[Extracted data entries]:
----

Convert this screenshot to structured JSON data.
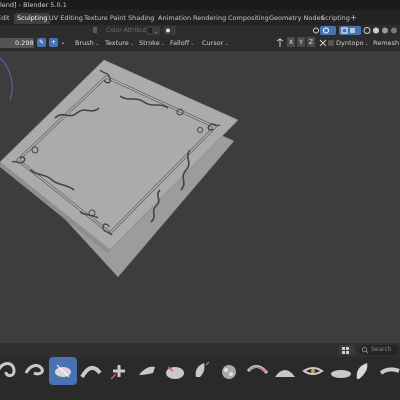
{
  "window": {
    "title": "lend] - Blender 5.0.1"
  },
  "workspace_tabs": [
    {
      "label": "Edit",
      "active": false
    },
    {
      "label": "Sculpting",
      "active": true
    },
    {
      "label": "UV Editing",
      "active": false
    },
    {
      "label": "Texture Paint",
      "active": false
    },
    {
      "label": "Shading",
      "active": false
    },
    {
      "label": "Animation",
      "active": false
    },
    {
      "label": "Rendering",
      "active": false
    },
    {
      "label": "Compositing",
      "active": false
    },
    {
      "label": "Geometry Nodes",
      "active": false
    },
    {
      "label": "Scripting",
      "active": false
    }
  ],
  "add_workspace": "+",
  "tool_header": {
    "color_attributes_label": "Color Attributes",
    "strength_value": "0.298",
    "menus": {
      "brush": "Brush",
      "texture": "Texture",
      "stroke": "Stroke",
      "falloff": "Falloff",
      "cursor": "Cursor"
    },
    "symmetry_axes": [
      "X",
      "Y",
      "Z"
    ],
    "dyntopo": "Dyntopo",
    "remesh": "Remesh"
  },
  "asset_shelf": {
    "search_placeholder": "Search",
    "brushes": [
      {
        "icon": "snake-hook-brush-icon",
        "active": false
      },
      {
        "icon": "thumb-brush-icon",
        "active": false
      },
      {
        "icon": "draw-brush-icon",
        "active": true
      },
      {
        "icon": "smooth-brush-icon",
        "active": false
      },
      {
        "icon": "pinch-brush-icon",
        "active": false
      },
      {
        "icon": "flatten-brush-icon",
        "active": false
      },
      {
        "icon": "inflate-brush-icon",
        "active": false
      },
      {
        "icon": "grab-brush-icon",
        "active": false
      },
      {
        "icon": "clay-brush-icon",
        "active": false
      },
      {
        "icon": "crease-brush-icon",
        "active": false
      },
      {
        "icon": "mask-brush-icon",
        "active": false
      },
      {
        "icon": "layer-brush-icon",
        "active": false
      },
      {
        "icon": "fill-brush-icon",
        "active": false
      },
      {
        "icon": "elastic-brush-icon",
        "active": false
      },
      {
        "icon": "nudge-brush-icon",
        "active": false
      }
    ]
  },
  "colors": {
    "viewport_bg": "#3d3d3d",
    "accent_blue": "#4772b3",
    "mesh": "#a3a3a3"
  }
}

----

[AIM]: Only the number is wanted: how many lines in the preceding entries hold the string "Texture"?

[IN RESPONSE]: 2